Exercise directions:
Write only the number of lines holding the string "With".

Records to process:
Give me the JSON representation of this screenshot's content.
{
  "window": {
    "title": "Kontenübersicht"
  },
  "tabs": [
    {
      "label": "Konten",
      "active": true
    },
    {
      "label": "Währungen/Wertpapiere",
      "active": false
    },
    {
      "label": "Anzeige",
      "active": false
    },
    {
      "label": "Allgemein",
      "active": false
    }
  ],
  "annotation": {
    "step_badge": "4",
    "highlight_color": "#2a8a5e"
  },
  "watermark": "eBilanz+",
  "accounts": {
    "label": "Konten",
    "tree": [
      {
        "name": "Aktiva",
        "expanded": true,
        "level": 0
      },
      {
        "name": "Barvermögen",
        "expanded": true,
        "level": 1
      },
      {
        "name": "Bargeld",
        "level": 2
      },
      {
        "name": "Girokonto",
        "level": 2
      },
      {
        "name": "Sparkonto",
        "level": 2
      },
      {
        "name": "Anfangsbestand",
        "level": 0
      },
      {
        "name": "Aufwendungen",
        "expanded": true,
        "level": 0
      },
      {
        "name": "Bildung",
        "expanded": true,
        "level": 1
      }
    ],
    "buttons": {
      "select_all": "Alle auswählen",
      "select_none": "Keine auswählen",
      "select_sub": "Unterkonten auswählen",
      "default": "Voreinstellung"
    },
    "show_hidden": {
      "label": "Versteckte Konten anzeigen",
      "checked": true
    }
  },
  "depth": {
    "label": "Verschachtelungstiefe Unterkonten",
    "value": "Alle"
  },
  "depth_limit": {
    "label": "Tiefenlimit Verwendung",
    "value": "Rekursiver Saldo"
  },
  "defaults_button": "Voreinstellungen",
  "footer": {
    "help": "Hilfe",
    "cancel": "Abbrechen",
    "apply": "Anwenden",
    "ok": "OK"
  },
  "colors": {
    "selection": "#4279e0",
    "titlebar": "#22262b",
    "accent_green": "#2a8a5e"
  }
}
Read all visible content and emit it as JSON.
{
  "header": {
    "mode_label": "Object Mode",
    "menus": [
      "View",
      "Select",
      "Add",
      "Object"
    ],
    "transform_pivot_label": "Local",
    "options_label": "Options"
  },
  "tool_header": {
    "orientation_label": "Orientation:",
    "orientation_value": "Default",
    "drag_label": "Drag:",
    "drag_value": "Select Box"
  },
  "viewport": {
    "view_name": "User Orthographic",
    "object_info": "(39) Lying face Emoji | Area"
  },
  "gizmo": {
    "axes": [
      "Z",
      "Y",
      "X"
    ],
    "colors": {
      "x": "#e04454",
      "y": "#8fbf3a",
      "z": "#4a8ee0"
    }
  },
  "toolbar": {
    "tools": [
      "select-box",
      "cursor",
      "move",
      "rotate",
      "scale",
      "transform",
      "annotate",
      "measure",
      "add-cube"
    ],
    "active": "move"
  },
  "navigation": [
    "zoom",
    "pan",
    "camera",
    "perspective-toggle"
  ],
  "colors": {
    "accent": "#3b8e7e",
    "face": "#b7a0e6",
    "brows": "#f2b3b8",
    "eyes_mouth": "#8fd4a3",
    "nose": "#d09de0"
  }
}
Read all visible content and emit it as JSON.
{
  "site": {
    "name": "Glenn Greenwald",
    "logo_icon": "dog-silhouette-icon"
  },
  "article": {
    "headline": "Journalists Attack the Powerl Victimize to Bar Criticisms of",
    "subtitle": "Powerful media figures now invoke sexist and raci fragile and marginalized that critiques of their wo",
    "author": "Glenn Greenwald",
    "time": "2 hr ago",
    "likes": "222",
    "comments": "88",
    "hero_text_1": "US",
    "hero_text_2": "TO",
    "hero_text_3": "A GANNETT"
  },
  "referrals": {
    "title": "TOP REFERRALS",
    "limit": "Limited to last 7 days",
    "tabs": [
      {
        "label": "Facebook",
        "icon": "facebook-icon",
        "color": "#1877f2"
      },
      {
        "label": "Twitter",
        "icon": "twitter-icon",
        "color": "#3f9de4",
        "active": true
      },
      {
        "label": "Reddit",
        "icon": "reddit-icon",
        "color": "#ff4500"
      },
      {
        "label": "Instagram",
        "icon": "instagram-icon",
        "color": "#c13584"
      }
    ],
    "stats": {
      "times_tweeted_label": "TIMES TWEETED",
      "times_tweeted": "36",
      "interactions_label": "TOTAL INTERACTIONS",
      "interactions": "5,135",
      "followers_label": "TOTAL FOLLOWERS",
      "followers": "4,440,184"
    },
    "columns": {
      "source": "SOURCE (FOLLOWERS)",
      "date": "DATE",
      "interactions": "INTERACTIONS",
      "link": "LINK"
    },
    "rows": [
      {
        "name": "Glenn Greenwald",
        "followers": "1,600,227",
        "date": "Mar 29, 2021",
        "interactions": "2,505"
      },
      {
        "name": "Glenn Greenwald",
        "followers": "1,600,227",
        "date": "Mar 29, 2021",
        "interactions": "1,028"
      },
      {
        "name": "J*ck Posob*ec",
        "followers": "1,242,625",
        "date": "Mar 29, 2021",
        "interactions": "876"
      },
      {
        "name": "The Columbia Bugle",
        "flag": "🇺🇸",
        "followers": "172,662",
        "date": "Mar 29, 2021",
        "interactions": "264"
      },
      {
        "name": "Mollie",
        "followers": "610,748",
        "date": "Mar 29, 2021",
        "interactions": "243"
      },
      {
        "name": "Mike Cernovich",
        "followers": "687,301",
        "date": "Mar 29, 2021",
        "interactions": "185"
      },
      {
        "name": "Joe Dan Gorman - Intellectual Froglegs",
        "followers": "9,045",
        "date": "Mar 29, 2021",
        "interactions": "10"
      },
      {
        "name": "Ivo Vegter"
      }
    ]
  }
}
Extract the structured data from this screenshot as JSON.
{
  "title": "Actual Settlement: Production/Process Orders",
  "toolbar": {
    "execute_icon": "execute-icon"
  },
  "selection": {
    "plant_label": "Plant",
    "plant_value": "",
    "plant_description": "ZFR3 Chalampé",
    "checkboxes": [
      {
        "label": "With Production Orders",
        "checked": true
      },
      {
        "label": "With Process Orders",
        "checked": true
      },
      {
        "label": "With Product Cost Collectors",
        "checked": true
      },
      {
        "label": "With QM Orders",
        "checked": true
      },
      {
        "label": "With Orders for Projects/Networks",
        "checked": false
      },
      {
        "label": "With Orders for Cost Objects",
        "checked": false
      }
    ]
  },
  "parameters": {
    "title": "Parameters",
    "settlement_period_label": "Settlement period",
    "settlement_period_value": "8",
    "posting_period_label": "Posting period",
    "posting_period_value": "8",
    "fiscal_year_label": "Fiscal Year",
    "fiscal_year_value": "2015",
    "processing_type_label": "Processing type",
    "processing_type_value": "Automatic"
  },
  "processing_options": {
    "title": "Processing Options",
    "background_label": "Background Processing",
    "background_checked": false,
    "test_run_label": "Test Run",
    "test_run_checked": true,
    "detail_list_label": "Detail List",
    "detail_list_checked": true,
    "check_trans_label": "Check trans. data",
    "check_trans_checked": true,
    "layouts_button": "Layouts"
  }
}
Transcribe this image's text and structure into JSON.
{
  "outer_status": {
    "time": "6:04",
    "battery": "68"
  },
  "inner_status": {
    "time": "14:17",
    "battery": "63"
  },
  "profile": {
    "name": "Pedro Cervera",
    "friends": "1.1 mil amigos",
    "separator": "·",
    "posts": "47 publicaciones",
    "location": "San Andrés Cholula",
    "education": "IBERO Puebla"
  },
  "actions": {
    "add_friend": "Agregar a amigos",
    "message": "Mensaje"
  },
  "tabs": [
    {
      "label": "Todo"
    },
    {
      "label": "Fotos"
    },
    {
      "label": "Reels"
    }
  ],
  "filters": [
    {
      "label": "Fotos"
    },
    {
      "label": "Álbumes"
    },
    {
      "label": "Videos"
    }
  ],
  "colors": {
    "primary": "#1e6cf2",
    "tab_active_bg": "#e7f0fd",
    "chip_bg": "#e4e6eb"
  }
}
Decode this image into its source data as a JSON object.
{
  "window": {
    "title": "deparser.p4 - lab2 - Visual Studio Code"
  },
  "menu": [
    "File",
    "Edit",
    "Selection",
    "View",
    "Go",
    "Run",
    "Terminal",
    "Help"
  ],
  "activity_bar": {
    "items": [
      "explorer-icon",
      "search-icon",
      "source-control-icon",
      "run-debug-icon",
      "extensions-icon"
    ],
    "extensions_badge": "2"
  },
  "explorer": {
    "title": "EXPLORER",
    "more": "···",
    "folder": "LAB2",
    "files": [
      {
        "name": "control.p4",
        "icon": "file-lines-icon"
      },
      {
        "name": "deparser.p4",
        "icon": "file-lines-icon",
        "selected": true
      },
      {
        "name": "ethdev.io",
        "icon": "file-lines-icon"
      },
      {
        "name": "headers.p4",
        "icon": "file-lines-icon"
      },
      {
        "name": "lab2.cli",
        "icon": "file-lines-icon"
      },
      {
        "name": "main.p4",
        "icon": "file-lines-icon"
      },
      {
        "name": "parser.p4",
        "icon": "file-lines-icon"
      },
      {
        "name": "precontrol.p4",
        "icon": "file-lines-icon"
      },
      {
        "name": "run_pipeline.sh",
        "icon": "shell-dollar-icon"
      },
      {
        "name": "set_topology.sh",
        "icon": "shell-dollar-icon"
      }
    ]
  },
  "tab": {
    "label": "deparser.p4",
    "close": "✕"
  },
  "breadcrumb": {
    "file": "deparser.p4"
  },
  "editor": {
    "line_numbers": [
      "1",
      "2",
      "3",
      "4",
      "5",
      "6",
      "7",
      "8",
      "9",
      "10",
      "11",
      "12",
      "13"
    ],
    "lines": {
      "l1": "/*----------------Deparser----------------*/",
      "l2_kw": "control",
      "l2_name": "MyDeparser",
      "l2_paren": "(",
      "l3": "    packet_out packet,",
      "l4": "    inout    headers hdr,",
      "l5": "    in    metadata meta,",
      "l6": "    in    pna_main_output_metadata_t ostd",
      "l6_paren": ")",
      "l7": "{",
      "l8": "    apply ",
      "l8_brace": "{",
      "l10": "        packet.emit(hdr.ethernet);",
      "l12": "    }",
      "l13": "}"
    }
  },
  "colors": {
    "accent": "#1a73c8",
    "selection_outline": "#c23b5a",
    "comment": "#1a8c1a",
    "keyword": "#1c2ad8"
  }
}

The result:
6